> _Task instructions_
Copy all lines below exactly as written. Leave pictures out.

Figure contents as structured data:
************

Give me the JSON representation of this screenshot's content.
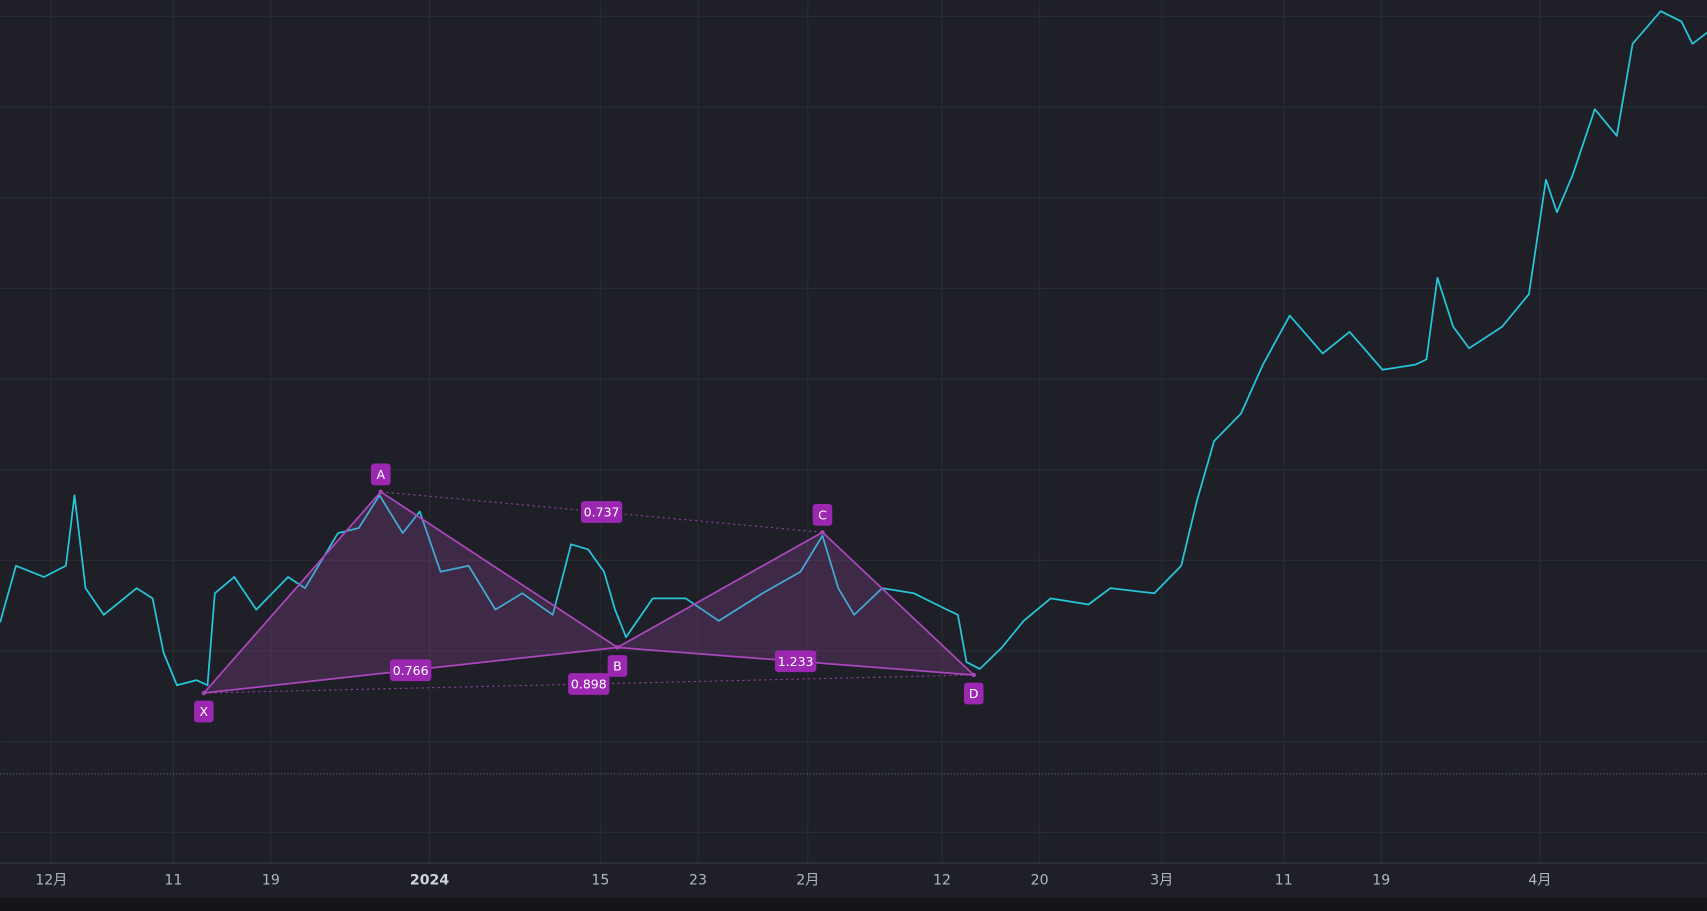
{
  "chart_data": {
    "type": "line",
    "x": [
      -4.2,
      -2.9,
      -0.6,
      1.2,
      1.9,
      2.8,
      4.3,
      7.0,
      8.3,
      9.2,
      10.3,
      11.9,
      12.8,
      13.4,
      15.0,
      16.8,
      19.4,
      20.8,
      23.5,
      25.2,
      26.9,
      28.8,
      30.2,
      31.9,
      34.2,
      36.4,
      38.6,
      41.1,
      42.6,
      44.0,
      45.3,
      46.2,
      47.1,
      49.3,
      52.0,
      54.7,
      58.3,
      61.4,
      63.2,
      64.5,
      65.8,
      68.1,
      70.7,
      73.4,
      74.3,
      75.0,
      76.1,
      77.9,
      79.7,
      81.9,
      85.0,
      86.8,
      90.4,
      92.6,
      93.9,
      95.3,
      97.5,
      99.3,
      101.5,
      104.2,
      106.4,
      109.1,
      111.8,
      112.7,
      113.6,
      114.9,
      116.2,
      118.9,
      121.1,
      122.5,
      123.4,
      124.7,
      126.5,
      128.3,
      129.6,
      131.9,
      133.6,
      134.5,
      135.7
    ],
    "series": [
      {
        "color": "#26c6da",
        "values": [
          27.6,
          34.2,
          32.9,
          34.2,
          42.4,
          31.6,
          28.5,
          31.6,
          30.4,
          24.1,
          20.3,
          20.9,
          20.3,
          31.0,
          32.9,
          29.1,
          32.9,
          31.6,
          38.0,
          38.6,
          42.4,
          38.0,
          40.5,
          33.5,
          34.2,
          29.1,
          31.0,
          28.5,
          36.7,
          36.1,
          33.5,
          29.1,
          25.9,
          30.4,
          30.4,
          27.8,
          31.0,
          33.5,
          37.7,
          31.6,
          28.5,
          31.6,
          31.0,
          29.1,
          28.5,
          23.0,
          22.2,
          24.7,
          27.8,
          30.4,
          29.7,
          31.6,
          31.0,
          34.2,
          41.8,
          48.7,
          51.9,
          57.6,
          63.3,
          58.9,
          61.4,
          57.0,
          57.6,
          58.2,
          67.7,
          62.0,
          59.5,
          62.0,
          65.8,
          79.1,
          75.3,
          79.7,
          87.3,
          84.2,
          94.9,
          98.7,
          97.5,
          94.9,
          96.2
        ]
      }
    ],
    "xlim": [
      -4.19,
      135.68
    ],
    "ylim": [
      0,
      100
    ],
    "xticks": [
      {
        "value": 0,
        "label": "12月"
      },
      {
        "value": 10,
        "label": "11"
      },
      {
        "value": 18,
        "label": "19"
      },
      {
        "value": 31,
        "label": "2024"
      },
      {
        "value": 45,
        "label": "15"
      },
      {
        "value": 53,
        "label": "23"
      },
      {
        "value": 62,
        "label": "2月"
      },
      {
        "value": 73,
        "label": "12"
      },
      {
        "value": 81,
        "label": "20"
      },
      {
        "value": 91,
        "label": "3月"
      },
      {
        "value": 101,
        "label": "11"
      },
      {
        "value": 109,
        "label": "19"
      },
      {
        "value": 122,
        "label": "4月"
      }
    ],
    "grid": true,
    "price_line": 10.0,
    "pattern": {
      "color": "#ab47bc",
      "points": [
        {
          "label": "X",
          "x": 12.5,
          "y": 19.4
        },
        {
          "label": "A",
          "x": 27.0,
          "y": 42.8
        },
        {
          "label": "B",
          "x": 46.4,
          "y": 24.7
        },
        {
          "label": "C",
          "x": 63.2,
          "y": 38.1
        },
        {
          "label": "D",
          "x": 75.6,
          "y": 21.5
        }
      ],
      "ratios": [
        0.737,
        0.766,
        0.898,
        1.233
      ]
    }
  }
}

************

> _Written response_
Give me the JSON representation of this screenshot's content.
{
  "chart_data": {
    "type": "line",
    "x": [
      -4.2,
      -2.9,
      -0.6,
      1.2,
      1.9,
      2.8,
      4.3,
      7.0,
      8.3,
      9.2,
      10.3,
      11.9,
      12.8,
      13.4,
      15.0,
      16.8,
      19.4,
      20.8,
      23.5,
      25.2,
      26.9,
      28.8,
      30.2,
      31.9,
      34.2,
      36.4,
      38.6,
      41.1,
      42.6,
      44.0,
      45.3,
      46.2,
      47.1,
      49.3,
      52.0,
      54.7,
      58.3,
      61.4,
      63.2,
      64.5,
      65.8,
      68.1,
      70.7,
      73.4,
      74.3,
      75.0,
      76.1,
      77.9,
      79.7,
      81.9,
      85.0,
      86.8,
      90.4,
      92.6,
      93.9,
      95.3,
      97.5,
      99.3,
      101.5,
      104.2,
      106.4,
      109.1,
      111.8,
      112.7,
      113.6,
      114.9,
      116.2,
      118.9,
      121.1,
      122.5,
      123.4,
      124.7,
      126.5,
      128.3,
      129.6,
      131.9,
      133.6,
      134.5,
      135.7
    ],
    "series": [
      {
        "color": "#26c6da",
        "values": [
          27.6,
          34.2,
          32.9,
          34.2,
          42.4,
          31.6,
          28.5,
          31.6,
          30.4,
          24.1,
          20.3,
          20.9,
          20.3,
          31.0,
          32.9,
          29.1,
          32.9,
          31.6,
          38.0,
          38.6,
          42.4,
          38.0,
          40.5,
          33.5,
          34.2,
          29.1,
          31.0,
          28.5,
          36.7,
          36.1,
          33.5,
          29.1,
          25.9,
          30.4,
          30.4,
          27.8,
          31.0,
          33.5,
          37.7,
          31.6,
          28.5,
          31.6,
          31.0,
          29.1,
          28.5,
          23.0,
          22.2,
          24.7,
          27.8,
          30.4,
          29.7,
          31.6,
          31.0,
          34.2,
          41.8,
          48.7,
          51.9,
          57.6,
          63.3,
          58.9,
          61.4,
          57.0,
          57.6,
          58.2,
          67.7,
          62.0,
          59.5,
          62.0,
          65.8,
          79.1,
          75.3,
          79.7,
          87.3,
          84.2,
          94.9,
          98.7,
          97.5,
          94.9,
          96.2
        ]
      }
    ],
    "xlim": [
      -4.19,
      135.68
    ],
    "ylim": [
      0,
      100
    ],
    "xticks": [
      {
        "value": 0,
        "label": "12月"
      },
      {
        "value": 10,
        "label": "11"
      },
      {
        "value": 18,
        "label": "19"
      },
      {
        "value": 31,
        "label": "2024"
      },
      {
        "value": 45,
        "label": "15"
      },
      {
        "value": 53,
        "label": "23"
      },
      {
        "value": 62,
        "label": "2月"
      },
      {
        "value": 73,
        "label": "12"
      },
      {
        "value": 81,
        "label": "20"
      },
      {
        "value": 91,
        "label": "3月"
      },
      {
        "value": 101,
        "label": "11"
      },
      {
        "value": 109,
        "label": "19"
      },
      {
        "value": 122,
        "label": "4月"
      }
    ],
    "grid": true,
    "price_line": 10.0,
    "pattern": {
      "color": "#ab47bc",
      "points": [
        {
          "label": "X",
          "x": 12.5,
          "y": 19.4
        },
        {
          "label": "A",
          "x": 27.0,
          "y": 42.8
        },
        {
          "label": "B",
          "x": 46.4,
          "y": 24.7
        },
        {
          "label": "C",
          "x": 63.2,
          "y": 38.1
        },
        {
          "label": "D",
          "x": 75.6,
          "y": 21.5
        }
      ],
      "ratios": [
        0.737,
        0.766,
        0.898,
        1.233
      ]
    }
  }
}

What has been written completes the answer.